All lines featuring the string "halvåret" are to be listed.
══════════
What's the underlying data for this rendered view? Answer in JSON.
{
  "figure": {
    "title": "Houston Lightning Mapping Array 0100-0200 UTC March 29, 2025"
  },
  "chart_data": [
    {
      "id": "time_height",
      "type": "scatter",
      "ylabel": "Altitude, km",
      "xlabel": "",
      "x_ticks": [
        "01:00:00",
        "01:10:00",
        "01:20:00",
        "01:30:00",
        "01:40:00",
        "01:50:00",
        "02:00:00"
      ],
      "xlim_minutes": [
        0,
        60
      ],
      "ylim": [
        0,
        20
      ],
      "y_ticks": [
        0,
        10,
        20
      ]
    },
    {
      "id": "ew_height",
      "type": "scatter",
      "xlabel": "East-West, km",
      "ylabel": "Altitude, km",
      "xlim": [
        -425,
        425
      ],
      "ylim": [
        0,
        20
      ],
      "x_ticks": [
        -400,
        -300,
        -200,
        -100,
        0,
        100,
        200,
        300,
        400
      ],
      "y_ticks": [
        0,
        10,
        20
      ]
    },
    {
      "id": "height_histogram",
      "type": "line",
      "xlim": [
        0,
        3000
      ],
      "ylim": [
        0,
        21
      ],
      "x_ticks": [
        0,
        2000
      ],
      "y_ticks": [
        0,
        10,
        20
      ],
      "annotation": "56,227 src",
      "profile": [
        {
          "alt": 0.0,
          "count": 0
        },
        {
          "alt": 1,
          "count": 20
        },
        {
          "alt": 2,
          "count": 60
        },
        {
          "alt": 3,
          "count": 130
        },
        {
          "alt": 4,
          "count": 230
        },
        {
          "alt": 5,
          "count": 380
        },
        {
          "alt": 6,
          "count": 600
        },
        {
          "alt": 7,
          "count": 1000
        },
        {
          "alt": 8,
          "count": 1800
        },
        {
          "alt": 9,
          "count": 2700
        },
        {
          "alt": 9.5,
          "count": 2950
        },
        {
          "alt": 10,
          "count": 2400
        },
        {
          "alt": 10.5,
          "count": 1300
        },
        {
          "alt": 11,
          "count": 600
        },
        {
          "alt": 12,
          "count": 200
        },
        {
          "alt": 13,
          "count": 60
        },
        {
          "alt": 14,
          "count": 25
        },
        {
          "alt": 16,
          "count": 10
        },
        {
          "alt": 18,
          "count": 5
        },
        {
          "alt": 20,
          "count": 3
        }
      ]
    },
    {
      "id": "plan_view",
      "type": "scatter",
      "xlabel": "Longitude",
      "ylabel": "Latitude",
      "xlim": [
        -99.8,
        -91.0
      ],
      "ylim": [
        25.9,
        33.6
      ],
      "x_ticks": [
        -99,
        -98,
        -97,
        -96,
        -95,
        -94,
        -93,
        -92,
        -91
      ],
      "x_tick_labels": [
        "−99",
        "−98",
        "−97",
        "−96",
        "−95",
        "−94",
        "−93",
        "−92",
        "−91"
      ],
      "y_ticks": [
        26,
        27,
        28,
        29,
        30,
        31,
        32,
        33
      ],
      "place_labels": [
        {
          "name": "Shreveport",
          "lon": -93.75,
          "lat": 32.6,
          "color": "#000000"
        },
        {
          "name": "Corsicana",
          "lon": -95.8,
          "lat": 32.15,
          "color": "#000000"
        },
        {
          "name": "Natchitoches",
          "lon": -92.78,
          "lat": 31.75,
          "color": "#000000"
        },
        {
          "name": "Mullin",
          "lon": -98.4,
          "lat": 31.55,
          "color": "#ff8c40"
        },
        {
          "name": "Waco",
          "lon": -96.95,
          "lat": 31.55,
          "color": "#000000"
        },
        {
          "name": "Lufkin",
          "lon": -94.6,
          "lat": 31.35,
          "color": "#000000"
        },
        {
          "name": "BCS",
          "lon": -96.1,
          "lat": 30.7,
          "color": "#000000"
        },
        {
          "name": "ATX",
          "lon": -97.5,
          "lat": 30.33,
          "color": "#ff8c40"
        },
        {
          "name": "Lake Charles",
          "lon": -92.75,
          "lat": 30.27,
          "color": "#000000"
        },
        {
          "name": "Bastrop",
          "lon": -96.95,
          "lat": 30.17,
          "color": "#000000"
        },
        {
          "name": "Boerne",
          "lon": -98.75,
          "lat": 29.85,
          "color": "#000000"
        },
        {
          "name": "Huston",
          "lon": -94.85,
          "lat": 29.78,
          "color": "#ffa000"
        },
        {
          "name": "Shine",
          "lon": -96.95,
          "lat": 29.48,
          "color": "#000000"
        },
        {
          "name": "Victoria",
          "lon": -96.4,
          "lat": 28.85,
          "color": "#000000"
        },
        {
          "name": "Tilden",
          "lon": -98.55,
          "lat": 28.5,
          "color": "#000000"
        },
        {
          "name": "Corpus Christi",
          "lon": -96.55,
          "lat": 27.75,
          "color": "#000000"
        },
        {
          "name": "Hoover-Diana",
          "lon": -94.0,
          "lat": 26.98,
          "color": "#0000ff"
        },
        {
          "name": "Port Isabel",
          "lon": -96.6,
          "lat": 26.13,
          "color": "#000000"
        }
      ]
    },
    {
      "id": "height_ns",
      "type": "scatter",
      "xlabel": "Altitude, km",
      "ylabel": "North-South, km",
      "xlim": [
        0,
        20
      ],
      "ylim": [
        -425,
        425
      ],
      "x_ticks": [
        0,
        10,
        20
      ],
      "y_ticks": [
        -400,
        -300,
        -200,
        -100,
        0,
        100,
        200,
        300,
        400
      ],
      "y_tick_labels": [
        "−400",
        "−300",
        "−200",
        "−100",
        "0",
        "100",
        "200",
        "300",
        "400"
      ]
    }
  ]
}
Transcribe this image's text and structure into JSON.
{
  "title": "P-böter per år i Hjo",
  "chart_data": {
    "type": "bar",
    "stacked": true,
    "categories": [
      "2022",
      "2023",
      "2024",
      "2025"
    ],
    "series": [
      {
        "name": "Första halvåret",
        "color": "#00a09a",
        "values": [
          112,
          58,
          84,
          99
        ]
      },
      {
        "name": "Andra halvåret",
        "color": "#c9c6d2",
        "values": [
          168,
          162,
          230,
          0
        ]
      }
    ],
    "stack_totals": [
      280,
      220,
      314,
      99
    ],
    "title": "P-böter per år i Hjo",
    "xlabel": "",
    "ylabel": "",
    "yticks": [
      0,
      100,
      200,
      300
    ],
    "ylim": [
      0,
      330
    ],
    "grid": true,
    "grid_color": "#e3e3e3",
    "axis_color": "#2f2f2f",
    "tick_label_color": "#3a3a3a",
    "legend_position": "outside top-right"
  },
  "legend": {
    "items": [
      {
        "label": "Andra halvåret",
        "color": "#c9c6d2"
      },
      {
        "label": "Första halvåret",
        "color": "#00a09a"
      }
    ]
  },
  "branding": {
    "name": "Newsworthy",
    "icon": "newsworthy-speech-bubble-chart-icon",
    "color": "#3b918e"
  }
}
══════════
* COMPLETE OUTPUT *
        "name": "Första halvåret",
        "name": "Andra halvåret",
        "label": "Andra halvåret",
        "label": "Första halvåret",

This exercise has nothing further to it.